• Source excerpt:
= = =
# Definition of coprime in a ring

If $R$ is a unique factorisation domain, what is meant by two elements $x,y\in R$ being coprime? We decompose them as $x=up_1\dots p_n$ and $y=u'q_1\dots q_r$, such taht these $p_i,q_j$ are prime elements. Does $x,y$ being coprime mean that $p_i\ne q_j$ for each $i,j$?

• I would think it means that if $a\in R$ such that $a\mid x$ and $a\mid y$, then $a$ is a unit. But I don't have a book with a definition with me at the moment, so I can't confirm. – Arthur Mar 7 '18 at 9:32

## 1 Answer

One definition for a PID is that $$a$$ and $$b$$ are called coprime if $$Ra+Rb=R$$, i.e., they generate coprime ideals. How this is related is explained here:

If coprime elements generate coprime ideals, does it imply for any $a,b\in R$ that $\langle a\rangle+\langle b\rangle=\langle \gcd (a,b)\rangle$?

Since $$R$$ is a UFD, it is a gcd-domain, so there exists a gcd for all non-zero elements. Then $$a$$ and $$b$$ are coprime, iff $$gcd(a,b)=1$$.
= = =
• Data entries:
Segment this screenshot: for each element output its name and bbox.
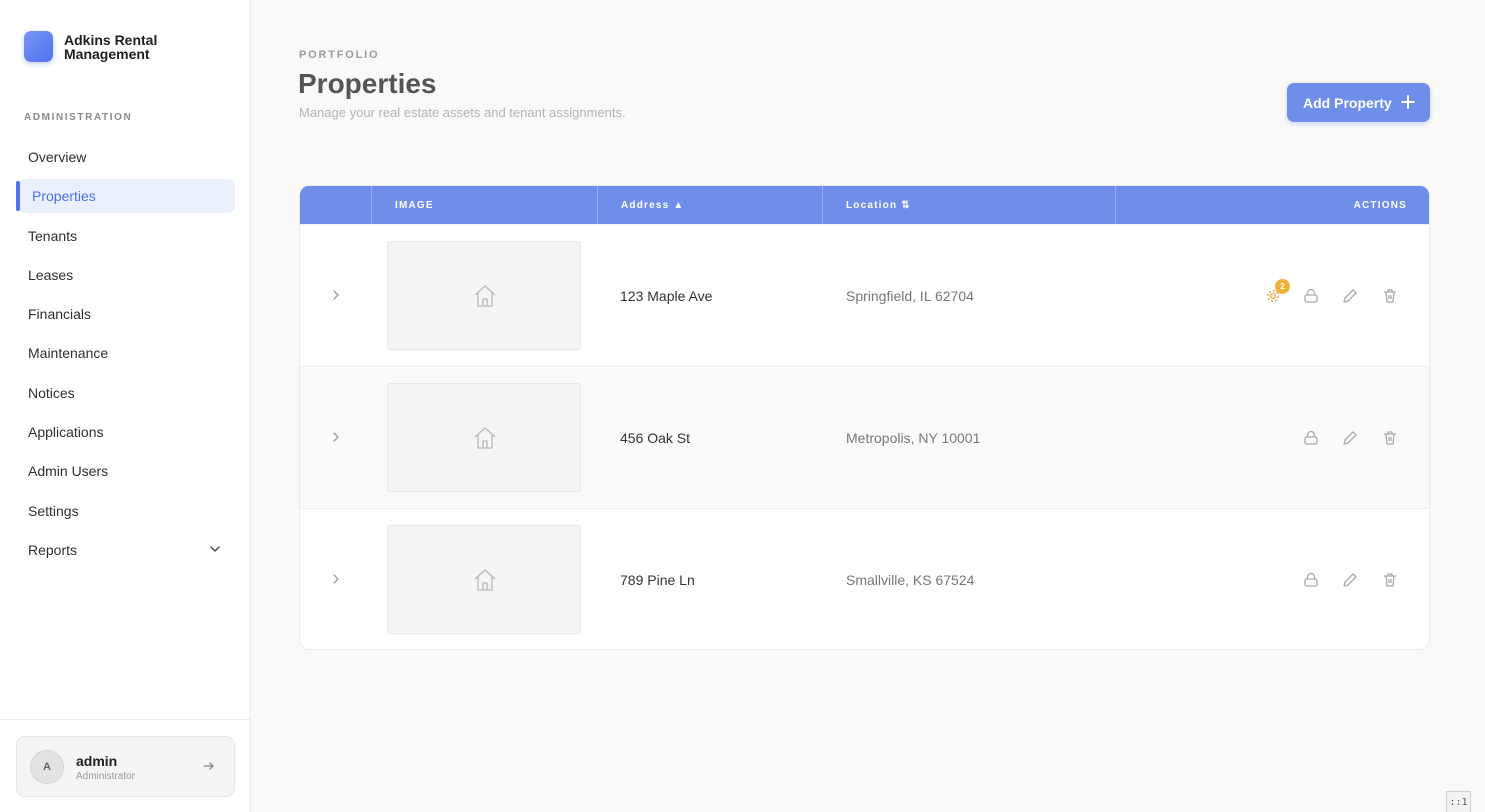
brand-name: Adkins Rental Management bbox=[64, 31, 158, 62]
property-image-placeholder bbox=[387, 383, 581, 492]
house-icon bbox=[474, 285, 496, 307]
property-location: Springfield, IL 62704 bbox=[846, 288, 974, 304]
sidebar-item-financials[interactable]: Financials bbox=[16, 297, 235, 331]
column-header-address[interactable]: Address ▲ bbox=[597, 186, 822, 224]
brand-logo-icon bbox=[24, 31, 53, 62]
sidebar-item-label: Overview bbox=[28, 149, 87, 165]
sidebar-footer: A admin Administrator bbox=[0, 719, 251, 812]
column-header-image: IMAGE bbox=[371, 186, 597, 224]
table-header: IMAGE Address ▲ Location ⇅ ACTIONS bbox=[300, 186, 1429, 224]
column-header-label: Address ▲ bbox=[621, 199, 685, 211]
page-eyebrow: PORTFOLIO bbox=[299, 49, 380, 61]
plus-icon bbox=[1401, 95, 1415, 109]
logout-icon[interactable] bbox=[202, 759, 216, 773]
column-header-location[interactable]: Location ⇅ bbox=[822, 186, 1115, 224]
property-address: 456 Oak St bbox=[620, 430, 691, 446]
sidebar-item-settings[interactable]: Settings bbox=[16, 494, 235, 528]
sidebar-item-label: Notices bbox=[28, 384, 75, 401]
chevron-right-icon[interactable] bbox=[330, 572, 342, 586]
brand[interactable]: Adkins Rental Management bbox=[24, 31, 184, 62]
sidebar-item-tenants[interactable]: Tenants bbox=[16, 219, 235, 253]
sidebar-item-notices[interactable]: Notices bbox=[16, 376, 235, 410]
sidebar-item-applications[interactable]: Applications bbox=[16, 415, 235, 449]
column-header-actions: ACTIONS bbox=[1115, 186, 1429, 224]
add-property-button[interactable]: Add Property bbox=[1287, 83, 1430, 122]
trash-icon[interactable] bbox=[1381, 429, 1399, 447]
sidebar-nav: Overview Properties Tenants Leases Finan… bbox=[16, 140, 235, 572]
column-header-label: IMAGE bbox=[395, 199, 434, 211]
sidebar-item-admin-users[interactable]: Admin Users bbox=[16, 454, 235, 488]
corner-indicator: ::1 bbox=[1446, 791, 1471, 812]
trash-icon[interactable] bbox=[1381, 287, 1399, 305]
table-row: 123 Maple Ave Springfield, IL 62704 2 bbox=[300, 224, 1429, 366]
property-image-placeholder bbox=[387, 241, 581, 350]
house-icon bbox=[474, 569, 496, 591]
avatar: A bbox=[30, 750, 64, 784]
user-role: Administrator bbox=[76, 771, 135, 782]
table-row: 456 Oak St Metropolis, NY 10001 bbox=[300, 366, 1429, 508]
sidebar-item-label: Settings bbox=[28, 502, 79, 519]
lock-icon[interactable] bbox=[1302, 287, 1320, 305]
trash-icon[interactable] bbox=[1381, 571, 1399, 589]
property-image-placeholder bbox=[387, 525, 581, 634]
sidebar-item-label: Reports bbox=[28, 541, 78, 558]
sidebar-item-reports[interactable]: Reports bbox=[16, 533, 235, 567]
table-row: 789 Pine Ln Smallville, KS 67524 bbox=[300, 508, 1429, 649]
chevron-right-icon[interactable] bbox=[330, 430, 342, 444]
sidebar-item-label: Tenants bbox=[28, 227, 78, 244]
property-location: Smallville, KS 67524 bbox=[846, 572, 975, 588]
chevron-down-icon[interactable] bbox=[209, 543, 221, 555]
edit-icon[interactable] bbox=[1341, 429, 1359, 447]
chevron-right-icon[interactable] bbox=[330, 288, 342, 302]
nav-section-label: ADMINISTRATION bbox=[24, 112, 133, 123]
sidebar-item-leases[interactable]: Leases bbox=[16, 258, 235, 292]
page-subtitle: Manage your real estate assets and tenan… bbox=[299, 105, 626, 120]
lock-icon[interactable] bbox=[1302, 429, 1320, 447]
property-location: Metropolis, NY 10001 bbox=[846, 430, 981, 446]
sidebar-item-label: Applications bbox=[28, 424, 104, 441]
property-address: 789 Pine Ln bbox=[620, 572, 695, 588]
notification-badge: 2 bbox=[1275, 279, 1290, 294]
edit-icon[interactable] bbox=[1341, 287, 1359, 305]
user-name: admin bbox=[76, 753, 118, 769]
properties-table: IMAGE Address ▲ Location ⇅ ACTIONS 123 M… bbox=[299, 185, 1430, 650]
sidebar: Adkins Rental Management ADMINISTRATION … bbox=[0, 0, 251, 812]
page-title: Properties bbox=[298, 68, 437, 99]
property-address: 123 Maple Ave bbox=[620, 288, 713, 304]
add-property-label: Add Property bbox=[1303, 94, 1392, 111]
house-icon bbox=[474, 427, 496, 449]
column-header-label: ACTIONS bbox=[1353, 199, 1407, 211]
sidebar-item-maintenance[interactable]: Maintenance bbox=[16, 336, 235, 370]
sidebar-item-label: Admin Users bbox=[28, 463, 109, 480]
sidebar-item-properties[interactable]: Properties bbox=[16, 179, 235, 214]
lock-icon[interactable] bbox=[1302, 571, 1320, 589]
edit-icon[interactable] bbox=[1341, 571, 1359, 589]
sidebar-item-label: Leases bbox=[28, 266, 74, 283]
sidebar-item-label: Properties bbox=[32, 188, 96, 205]
sidebar-item-label: Financials bbox=[28, 306, 92, 323]
column-header-label: Location ⇅ bbox=[846, 199, 911, 211]
sidebar-item-overview[interactable]: Overview bbox=[16, 140, 235, 174]
user-card[interactable]: A admin Administrator bbox=[16, 736, 235, 797]
sidebar-item-label: Maintenance bbox=[28, 345, 109, 362]
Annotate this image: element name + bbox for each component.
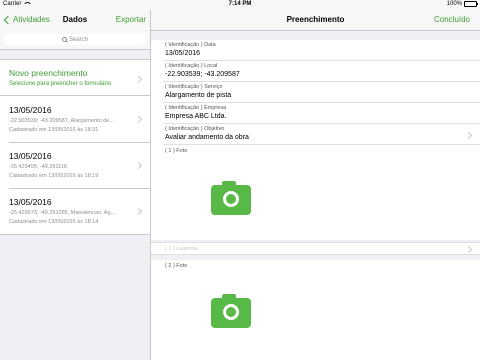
field-service[interactable]: ( Identificação ) Serviço Alargamento de… — [151, 82, 480, 103]
field-date[interactable]: ( Identificação ) Data 13/05/2016 — [151, 40, 480, 61]
record-row[interactable]: 13/05/2016 -22.903539; -43.209587, Alarg… — [0, 96, 150, 142]
export-button[interactable]: Exportar — [116, 15, 146, 24]
new-entry-title: Novo preenchimento — [9, 68, 88, 78]
record-date: 13/05/2016 — [9, 151, 52, 161]
record-date: 13/05/2016 — [9, 197, 52, 207]
field-value: Avaliar andamento da obra — [165, 134, 249, 141]
search-input[interactable]: Search — [4, 34, 146, 45]
caption-placeholder: ( 1 ) Legenda — [165, 246, 198, 252]
field-value: Empresa ABC Ltda. — [165, 113, 227, 120]
field-value: -22.903539; -43.209587 — [165, 71, 240, 78]
field-location[interactable]: ( Identificação ) Local -22.903539; -43.… — [151, 61, 480, 82]
chevron-left-icon — [3, 15, 13, 24]
records-list: 13/05/2016 -22.903539; -43.209587, Alarg… — [0, 95, 150, 235]
back-button[interactable]: Atividades — [3, 15, 50, 24]
photo-label: ( 1 ) Foto — [165, 148, 188, 154]
back-button-label: Atividades — [13, 15, 50, 24]
search-placeholder: Search — [68, 36, 88, 43]
detail-navbar: Preenchimento Concluído — [151, 10, 480, 31]
photo-label: ( 2 ) Foto — [165, 263, 188, 269]
search-bar: Search — [0, 31, 150, 50]
field-value: 13/05/2016 — [165, 50, 201, 57]
record-location: -22.903539; -43.209587, Alargamento de..… — [9, 118, 114, 124]
record-registered: Cadastrado em 13/05/2016 às 18:19 — [9, 173, 99, 179]
magnifier-icon — [61, 37, 67, 42]
master-panel: Atividades Dados Exportar Search Novo pr… — [0, 10, 151, 360]
record-row[interactable]: 13/05/2016 -25.429495; -49.291118 Cadast… — [0, 142, 150, 188]
record-date: 13/05/2016 — [9, 105, 52, 115]
field-objective[interactable]: ( Identificação ) Objetivo Avaliar andam… — [151, 124, 480, 145]
field-label: ( Identificação ) Empresa — [165, 105, 227, 111]
clock: 7:14 PM — [228, 1, 252, 7]
field-label: ( Identificação ) Objetivo — [165, 126, 225, 132]
record-location: -25.429495; -49.291118 — [9, 164, 67, 170]
master-navbar: Atividades Dados Exportar — [0, 10, 150, 31]
camera-icon[interactable] — [211, 181, 251, 215]
battery-icon — [464, 1, 478, 7]
chevron-right-icon — [134, 75, 143, 84]
detail-panel: Preenchimento Concluído ( Identificação … — [151, 10, 480, 360]
battery-percent: 100% — [446, 1, 462, 7]
record-registered: Cadastrado em 13/05/2016 às 18:31 — [9, 127, 99, 133]
photo-1-cell: ( 1 ) Foto — [151, 145, 480, 240]
field-label: ( Identificação ) Local — [165, 63, 218, 69]
chevron-right-icon — [134, 207, 143, 216]
field-value: Alargamento de pista — [165, 92, 232, 99]
new-entry-cell[interactable]: Novo preenchimento Selecione para preenc… — [0, 59, 150, 97]
form-body: ( Identificação ) Data 13/05/2016 ( Iden… — [151, 31, 480, 360]
chevron-right-icon — [464, 245, 473, 254]
chevron-right-icon — [134, 161, 143, 170]
caption-field[interactable]: ( 1 ) Legenda — [151, 242, 480, 255]
field-label: ( Identificação ) Serviço — [165, 84, 223, 90]
field-label: ( Identificação ) Data — [165, 42, 216, 48]
done-button[interactable]: Concluído — [434, 15, 470, 24]
record-registered: Cadastrado em 13/05/2016 às 18:14 — [9, 219, 99, 225]
record-location: -25.429573; -49.291085, Manutencao, Ag..… — [9, 210, 116, 216]
new-entry-subtitle: Selecione para preencher o formulário — [9, 81, 112, 87]
chevron-right-icon — [134, 115, 143, 124]
field-company[interactable]: ( Identificação ) Empresa Empresa ABC Lt… — [151, 103, 480, 124]
photo-2-cell: ( 2 ) Foto — [151, 260, 480, 360]
battery-indicator: 100% — [446, 1, 478, 7]
status-bar: Carrier 7:14 PM 100% — [0, 0, 480, 10]
chevron-right-icon — [464, 131, 473, 140]
detail-title: Preenchimento — [286, 15, 345, 24]
camera-icon[interactable] — [211, 294, 251, 328]
record-row[interactable]: 13/05/2016 -25.429573; -49.291085, Manut… — [0, 188, 150, 234]
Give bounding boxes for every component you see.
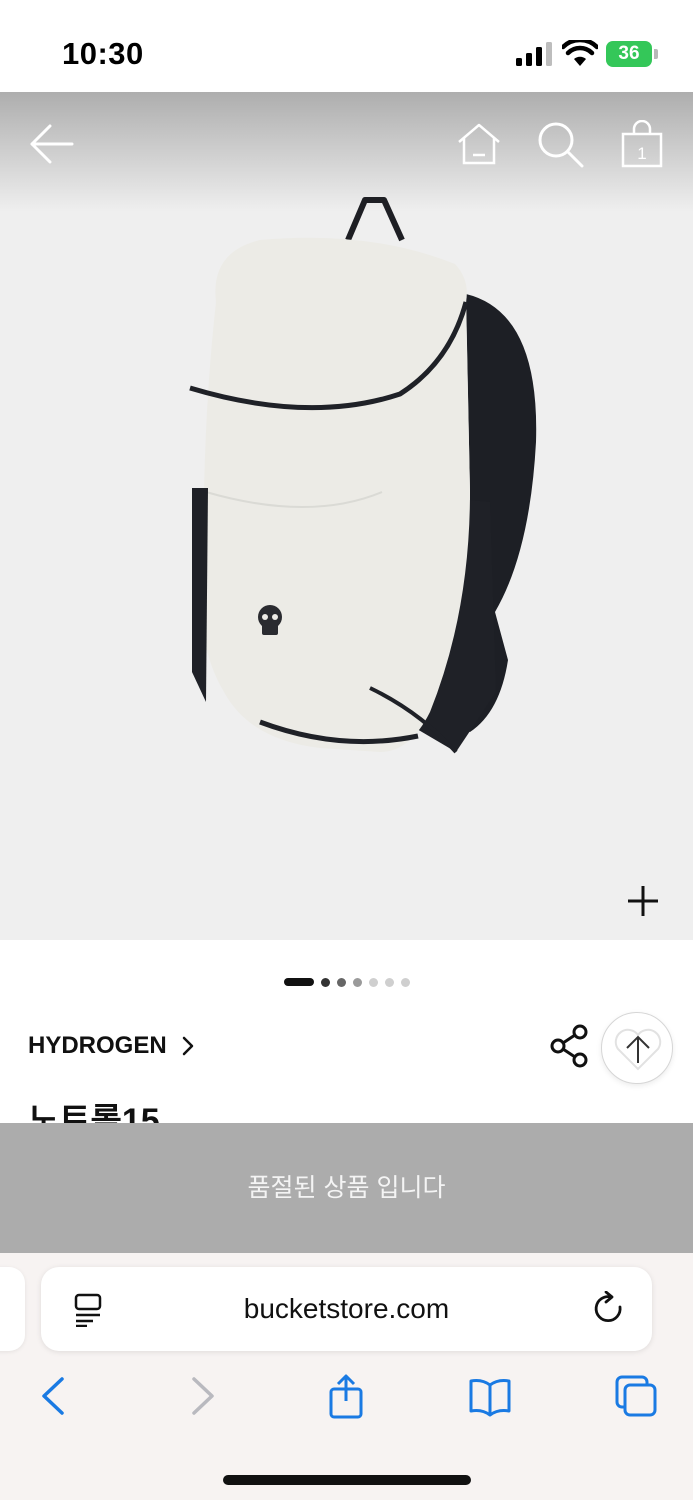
status-time: 10:30 — [62, 36, 144, 71]
home-indicator — [223, 1475, 471, 1485]
reload-icon[interactable] — [593, 1291, 627, 1327]
product-name: 노트롤15 — [28, 1102, 160, 1124]
browser-toolbar: bucketstore.com — [0, 1253, 693, 1500]
image-pagination — [0, 975, 693, 989]
backpack-product-image — [189, 197, 537, 754]
status-bar: 10:30 36 — [0, 0, 693, 92]
pagination-dot-active[interactable] — [283, 978, 314, 986]
wifi-icon — [562, 40, 598, 66]
brand-link[interactable]: HYDROGEN — [28, 1032, 195, 1060]
zoom-plus-icon[interactable] — [624, 882, 662, 920]
pagination-dot[interactable] — [400, 977, 410, 987]
browser-forward-icon[interactable] — [180, 1373, 224, 1419]
cellular-signal-icon — [516, 42, 552, 66]
share-sheet-icon[interactable] — [324, 1373, 368, 1419]
sold-out-button[interactable]: 품절된 상품 입니다 — [0, 1123, 693, 1253]
chevron-right-icon — [182, 1036, 193, 1056]
brand-name: HYDROGEN — [28, 1032, 167, 1059]
battery-level: 36 — [618, 43, 640, 64]
pagination-dot[interactable] — [384, 977, 394, 987]
battery-indicator: 36 — [606, 41, 658, 67]
sold-out-label: 품절된 상품 입니다 — [247, 1174, 446, 1202]
bookmarks-icon[interactable] — [468, 1373, 512, 1419]
browser-back-icon[interactable] — [32, 1373, 76, 1419]
pagination-dot[interactable] — [320, 977, 330, 987]
cart-count-badge: 1 — [637, 144, 647, 163]
home-icon[interactable] — [456, 122, 502, 166]
pagination-dot[interactable] — [352, 977, 362, 987]
search-icon[interactable] — [536, 120, 584, 168]
address-bar[interactable]: bucketstore.com — [41, 1267, 652, 1351]
share-icon[interactable] — [548, 1024, 592, 1068]
product-image-gallery[interactable]: 1 — [0, 92, 693, 940]
battery-cap — [654, 49, 658, 59]
url-text: bucketstore.com — [243, 1293, 450, 1324]
tabs-icon[interactable] — [614, 1373, 658, 1419]
scroll-to-top-button[interactable] — [601, 1012, 673, 1084]
back-arrow-icon[interactable] — [28, 122, 76, 166]
pagination-dot[interactable] — [368, 977, 378, 987]
pagination-dot[interactable] — [336, 977, 346, 987]
heart-icon — [614, 1028, 662, 1071]
previous-tab-preview[interactable] — [0, 1267, 25, 1351]
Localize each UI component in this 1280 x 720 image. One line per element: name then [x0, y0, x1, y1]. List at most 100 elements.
= = =
• What is being asked:
Update the coprime-elements thread from "If $R$ is a" up to and including "b\rangle=\langle \gcd (a,b)\rangle$?", putting "relatively prime" wherever "coprime" appears.

• Problem solution:
If $R$ is a unique factorisation domain, what is meant by two elements $x,y\in R$ being relatively prime? We decompose them as $x=up_1\dots p_n$ and $y=u'q_1\dots q_r$, such taht these $p_i,q_j$ are prime elements. Does $x,y$ being relatively prime mean that $p_i\ne q_j$ for each $i,j$?

• I would think it means that if $a\in R$ such that $a\mid x$ and $a\mid y$, then $a$ is a unit. But I don't have a book with a definition with me at the moment, so I can't confirm. – Arthur Mar 7 '18 at 9:32

## 1 Answer

One definition for a PID is that $$a$$ and $$b$$ are called relatively prime if $$Ra+Rb=R$$, i.e., they generate relatively prime ideals. How this is related is explained here:

If relatively prime elements generate relatively prime ideals, does it imply for any $a,b\in R$ that $\langle a\rangle+\langle b\rangle=\langle \gcd (a,b)\rangle$?